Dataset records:

════

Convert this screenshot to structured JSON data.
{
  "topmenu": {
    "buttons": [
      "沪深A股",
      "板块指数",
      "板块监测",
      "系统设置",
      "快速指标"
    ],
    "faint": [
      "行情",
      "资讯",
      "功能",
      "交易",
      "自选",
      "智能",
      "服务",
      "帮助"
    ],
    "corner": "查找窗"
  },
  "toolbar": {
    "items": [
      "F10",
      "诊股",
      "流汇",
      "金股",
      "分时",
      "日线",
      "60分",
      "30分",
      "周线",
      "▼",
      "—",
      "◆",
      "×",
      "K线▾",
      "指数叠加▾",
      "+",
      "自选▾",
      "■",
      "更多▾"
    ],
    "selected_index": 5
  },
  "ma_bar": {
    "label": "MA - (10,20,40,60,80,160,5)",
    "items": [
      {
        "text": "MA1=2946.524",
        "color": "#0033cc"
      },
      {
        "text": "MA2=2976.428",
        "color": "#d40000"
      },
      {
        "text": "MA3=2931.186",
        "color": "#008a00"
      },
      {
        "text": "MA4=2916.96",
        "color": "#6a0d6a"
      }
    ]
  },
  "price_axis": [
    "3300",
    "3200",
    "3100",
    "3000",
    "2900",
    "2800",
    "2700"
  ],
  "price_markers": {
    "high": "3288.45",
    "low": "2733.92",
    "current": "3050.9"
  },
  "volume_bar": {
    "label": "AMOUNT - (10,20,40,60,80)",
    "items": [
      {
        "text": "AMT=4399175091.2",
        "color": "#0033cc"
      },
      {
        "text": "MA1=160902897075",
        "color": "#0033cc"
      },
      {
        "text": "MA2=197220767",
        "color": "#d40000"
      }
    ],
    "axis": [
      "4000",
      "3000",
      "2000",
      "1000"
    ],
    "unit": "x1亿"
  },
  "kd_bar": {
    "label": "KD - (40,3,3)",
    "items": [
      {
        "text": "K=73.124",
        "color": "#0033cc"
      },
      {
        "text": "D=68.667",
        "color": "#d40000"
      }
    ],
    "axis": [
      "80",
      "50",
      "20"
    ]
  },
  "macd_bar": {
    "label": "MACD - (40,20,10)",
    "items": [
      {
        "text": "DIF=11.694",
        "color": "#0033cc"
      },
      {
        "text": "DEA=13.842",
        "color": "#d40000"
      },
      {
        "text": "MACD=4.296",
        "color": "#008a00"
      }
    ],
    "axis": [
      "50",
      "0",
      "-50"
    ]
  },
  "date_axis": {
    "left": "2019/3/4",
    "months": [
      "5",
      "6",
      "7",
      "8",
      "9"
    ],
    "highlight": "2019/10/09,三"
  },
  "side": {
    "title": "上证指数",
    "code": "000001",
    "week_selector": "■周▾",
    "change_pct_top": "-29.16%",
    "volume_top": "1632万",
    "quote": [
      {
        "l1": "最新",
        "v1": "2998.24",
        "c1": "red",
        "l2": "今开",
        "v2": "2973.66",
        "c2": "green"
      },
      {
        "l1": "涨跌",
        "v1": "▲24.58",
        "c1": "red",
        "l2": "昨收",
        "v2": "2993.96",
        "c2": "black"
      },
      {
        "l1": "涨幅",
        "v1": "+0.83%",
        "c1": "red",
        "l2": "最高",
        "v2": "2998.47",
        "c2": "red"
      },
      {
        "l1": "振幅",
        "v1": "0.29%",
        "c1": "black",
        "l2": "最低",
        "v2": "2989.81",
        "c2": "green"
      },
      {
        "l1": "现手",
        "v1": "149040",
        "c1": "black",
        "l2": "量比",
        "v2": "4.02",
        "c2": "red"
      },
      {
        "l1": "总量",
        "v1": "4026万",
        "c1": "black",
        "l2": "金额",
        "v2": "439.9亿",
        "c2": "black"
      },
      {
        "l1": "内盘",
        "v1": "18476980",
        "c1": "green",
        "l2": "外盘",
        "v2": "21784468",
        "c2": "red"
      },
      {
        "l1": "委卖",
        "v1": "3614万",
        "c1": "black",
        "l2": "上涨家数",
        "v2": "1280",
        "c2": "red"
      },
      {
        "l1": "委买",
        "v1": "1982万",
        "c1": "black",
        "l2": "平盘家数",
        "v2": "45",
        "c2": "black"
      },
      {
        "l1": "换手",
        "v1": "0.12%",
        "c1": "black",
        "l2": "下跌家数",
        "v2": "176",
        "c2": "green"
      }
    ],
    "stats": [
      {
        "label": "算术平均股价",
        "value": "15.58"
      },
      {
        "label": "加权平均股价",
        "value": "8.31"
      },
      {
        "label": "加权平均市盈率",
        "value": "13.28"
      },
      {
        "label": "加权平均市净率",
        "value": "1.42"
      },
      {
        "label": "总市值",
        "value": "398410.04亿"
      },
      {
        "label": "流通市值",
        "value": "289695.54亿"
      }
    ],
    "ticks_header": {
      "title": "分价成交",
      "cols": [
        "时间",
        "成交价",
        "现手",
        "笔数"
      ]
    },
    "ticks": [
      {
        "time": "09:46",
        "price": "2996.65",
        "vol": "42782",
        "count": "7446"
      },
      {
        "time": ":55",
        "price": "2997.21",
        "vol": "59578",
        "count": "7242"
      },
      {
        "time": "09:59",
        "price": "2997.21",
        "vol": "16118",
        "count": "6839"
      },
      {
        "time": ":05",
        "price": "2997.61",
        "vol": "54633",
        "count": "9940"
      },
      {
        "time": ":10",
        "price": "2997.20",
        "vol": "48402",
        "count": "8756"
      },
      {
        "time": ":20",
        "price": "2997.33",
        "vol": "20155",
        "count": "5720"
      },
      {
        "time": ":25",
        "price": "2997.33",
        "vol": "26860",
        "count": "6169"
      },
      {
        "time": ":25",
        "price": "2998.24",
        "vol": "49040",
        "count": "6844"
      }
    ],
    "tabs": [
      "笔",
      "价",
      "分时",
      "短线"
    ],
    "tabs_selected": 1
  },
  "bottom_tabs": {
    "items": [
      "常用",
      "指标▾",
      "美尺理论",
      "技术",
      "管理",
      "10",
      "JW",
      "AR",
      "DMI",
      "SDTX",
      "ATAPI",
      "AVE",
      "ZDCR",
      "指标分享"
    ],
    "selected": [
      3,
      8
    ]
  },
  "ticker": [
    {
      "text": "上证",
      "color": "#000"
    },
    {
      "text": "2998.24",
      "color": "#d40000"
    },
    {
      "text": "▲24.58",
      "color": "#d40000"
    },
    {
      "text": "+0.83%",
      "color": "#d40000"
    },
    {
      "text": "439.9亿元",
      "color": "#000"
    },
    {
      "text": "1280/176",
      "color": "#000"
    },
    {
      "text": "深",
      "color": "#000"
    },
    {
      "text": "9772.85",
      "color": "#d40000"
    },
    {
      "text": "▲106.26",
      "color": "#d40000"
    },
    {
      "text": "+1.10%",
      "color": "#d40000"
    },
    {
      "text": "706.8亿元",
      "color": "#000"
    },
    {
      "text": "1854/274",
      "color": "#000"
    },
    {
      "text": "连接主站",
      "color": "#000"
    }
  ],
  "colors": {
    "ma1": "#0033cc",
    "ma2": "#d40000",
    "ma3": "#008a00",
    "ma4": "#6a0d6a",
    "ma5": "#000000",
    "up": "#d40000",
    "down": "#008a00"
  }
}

════

= EXERCISE BRIEF =
Output the entries exactly.

= REPLY TO THE TASK =
Convert this screenshot to structured JSON data.
{
  "topmenu": {
    "buttons": [
      "沪深A股",
      "板块指数",
      "板块监测",
      "系统设置",
      "快速指标"
    ],
    "faint": [
      "行情",
      "资讯",
      "功能",
      "交易",
      "自选",
      "智能",
      "服务",
      "帮助"
    ],
    "corner": "查找窗"
  },
  "toolbar": {
    "items": [
      "F10",
      "诊股",
      "流汇",
      "金股",
      "分时",
      "日线",
      "60分",
      "30分",
      "周线",
      "▼",
      "—",
      "◆",
      "×",
      "K线▾",
      "指数叠加▾",
      "+",
      "自选▾",
      "■",
      "更多▾"
    ],
    "selected_index": 5
  },
  "ma_bar": {
    "label": "MA - (10,20,40,60,80,160,5)",
    "items": [
      {
        "text": "MA1=2946.524",
        "color": "#0033cc"
      },
      {
        "text": "MA2=2976.428",
        "color": "#d40000"
      },
      {
        "text": "MA3=2931.186",
        "color": "#008a00"
      },
      {
        "text": "MA4=2916.96",
        "color": "#6a0d6a"
      }
    ]
  },
  "price_axis": [
    "3300",
    "3200",
    "3100",
    "3000",
    "2900",
    "2800",
    "2700"
  ],
  "price_markers": {
    "high": "3288.45",
    "low": "2733.92",
    "current": "3050.9"
  },
  "volume_bar": {
    "label": "AMOUNT - (10,20,40,60,80)",
    "items": [
      {
        "text": "AMT=4399175091.2",
        "color": "#0033cc"
      },
      {
        "text": "MA1=160902897075",
        "color": "#0033cc"
      },
      {
        "text": "MA2=197220767",
        "color": "#d40000"
      }
    ],
    "axis": [
      "4000",
      "3000",
      "2000",
      "1000"
    ],
    "unit": "x1亿"
  },
  "kd_bar": {
    "label": "KD - (40,3,3)",
    "items": [
      {
        "text": "K=73.124",
        "color": "#0033cc"
      },
      {
        "text": "D=68.667",
        "color": "#d40000"
      }
    ],
    "axis": [
      "80",
      "50",
      "20"
    ]
  },
  "macd_bar": {
    "label": "MACD - (40,20,10)",
    "items": [
      {
        "text": "DIF=11.694",
        "color": "#0033cc"
      },
      {
        "text": "DEA=13.842",
        "color": "#d40000"
      },
      {
        "text": "MACD=4.296",
        "color": "#008a00"
      }
    ],
    "axis": [
      "50",
      "0",
      "-50"
    ]
  },
  "date_axis": {
    "left": "2019/3/4",
    "months": [
      "5",
      "6",
      "7",
      "8",
      "9"
    ],
    "highlight": "2019/10/09,三"
  },
  "side": {
    "title": "上证指数",
    "code": "000001",
    "week_selector": "■周▾",
    "change_pct_top": "-29.16%",
    "volume_top": "1632万",
    "quote": [
      {
        "l1": "最新",
        "v1": "2998.24",
        "c1": "red",
        "l2": "今开",
        "v2": "2973.66",
        "c2": "green"
      },
      {
        "l1": "涨跌",
        "v1": "▲24.58",
        "c1": "red",
        "l2": "昨收",
        "v2": "2993.96",
        "c2": "black"
      },
      {
        "l1": "涨幅",
        "v1": "+0.83%",
        "c1": "red",
        "l2": "最高",
        "v2": "2998.47",
        "c2": "red"
      },
      {
        "l1": "振幅",
        "v1": "0.29%",
        "c1": "black",
        "l2": "最低",
        "v2": "2989.81",
        "c2": "green"
      },
      {
        "l1": "现手",
        "v1": "149040",
        "c1": "black",
        "l2": "量比",
        "v2": "4.02",
        "c2": "red"
      },
      {
        "l1": "总量",
        "v1": "4026万",
        "c1": "black",
        "l2": "金额",
        "v2": "439.9亿",
        "c2": "black"
      },
      {
        "l1": "内盘",
        "v1": "18476980",
        "c1": "green",
        "l2": "外盘",
        "v2": "21784468",
        "c2": "red"
      },
      {
        "l1": "委卖",
        "v1": "3614万",
        "c1": "black",
        "l2": "上涨家数",
        "v2": "1280",
        "c2": "red"
      },
      {
        "l1": "委买",
        "v1": "1982万",
        "c1": "black",
        "l2": "平盘家数",
        "v2": "45",
        "c2": "black"
      },
      {
        "l1": "换手",
        "v1": "0.12%",
        "c1": "black",
        "l2": "下跌家数",
        "v2": "176",
        "c2": "green"
      }
    ],
    "stats": [
      {
        "label": "算术平均股价",
        "value": "15.58"
      },
      {
        "label": "加权平均股价",
        "value": "8.31"
      },
      {
        "label": "加权平均市盈率",
        "value": "13.28"
      },
      {
        "label": "加权平均市净率",
        "value": "1.42"
      },
      {
        "label": "总市值",
        "value": "398410.04亿"
      },
      {
        "label": "流通市值",
        "value": "289695.54亿"
      }
    ],
    "ticks_header": {
      "title": "分价成交",
      "cols": [
        "时间",
        "成交价",
        "现手",
        "笔数"
      ]
    },
    "ticks": [
      {
        "time": "09:46",
        "price": "2996.65",
        "vol": "42782",
        "count": "7446"
      },
      {
        "time": ":55",
        "price": "2997.21",
        "vol": "59578",
        "count": "7242"
      },
      {
        "time": "09:59",
        "price": "2997.21",
        "vol": "16118",
        "count": "6839"
      },
      {
        "time": ":05",
        "price": "2997.61",
        "vol": "54633",
        "count": "9940"
      },
      {
        "time": ":10",
        "price": "2997.20",
        "vol": "48402",
        "count": "8756"
      },
      {
        "time": ":20",
        "price": "2997.33",
        "vol": "20155",
        "count": "5720"
      },
      {
        "time": ":25",
        "price": "2997.33",
        "vol": "26860",
        "count": "6169"
      },
      {
        "time": ":25",
        "price": "2998.24",
        "vol": "49040",
        "count": "6844"
      }
    ],
    "tabs": [
      "笔",
      "价",
      "分时",
      "短线"
    ],
    "tabs_selected": 1
  },
  "bottom_tabs": {
    "items": [
      "常用",
      "指标▾",
      "美尺理论",
      "技术",
      "管理",
      "10",
      "JW",
      "AR",
      "DMI",
      "SDTX",
      "ATAPI",
      "AVE",
      "ZDCR",
      "指标分享"
    ],
    "selected": [
      3,
      8
    ]
  },
  "ticker": [
    {
      "text": "上证",
      "color": "#000"
    },
    {
      "text": "2998.24",
      "color": "#d40000"
    },
    {
      "text": "▲24.58",
      "color": "#d40000"
    },
    {
      "text": "+0.83%",
      "color": "#d40000"
    },
    {
      "text": "439.9亿元",
      "color": "#000"
    },
    {
      "text": "1280/176",
      "color": "#000"
    },
    {
      "text": "深",
      "color": "#000"
    },
    {
      "text": "9772.85",
      "color": "#d40000"
    },
    {
      "text": "▲106.26",
      "color": "#d40000"
    },
    {
      "text": "+1.10%",
      "color": "#d40000"
    },
    {
      "text": "706.8亿元",
      "color": "#000"
    },
    {
      "text": "1854/274",
      "color": "#000"
    },
    {
      "text": "连接主站",
      "color": "#000"
    }
  ],
  "colors": {
    "ma1": "#0033cc",
    "ma2": "#d40000",
    "ma3": "#008a00",
    "ma4": "#6a0d6a",
    "ma5": "#000000",
    "up": "#d40000",
    "down": "#008a00"
  }
}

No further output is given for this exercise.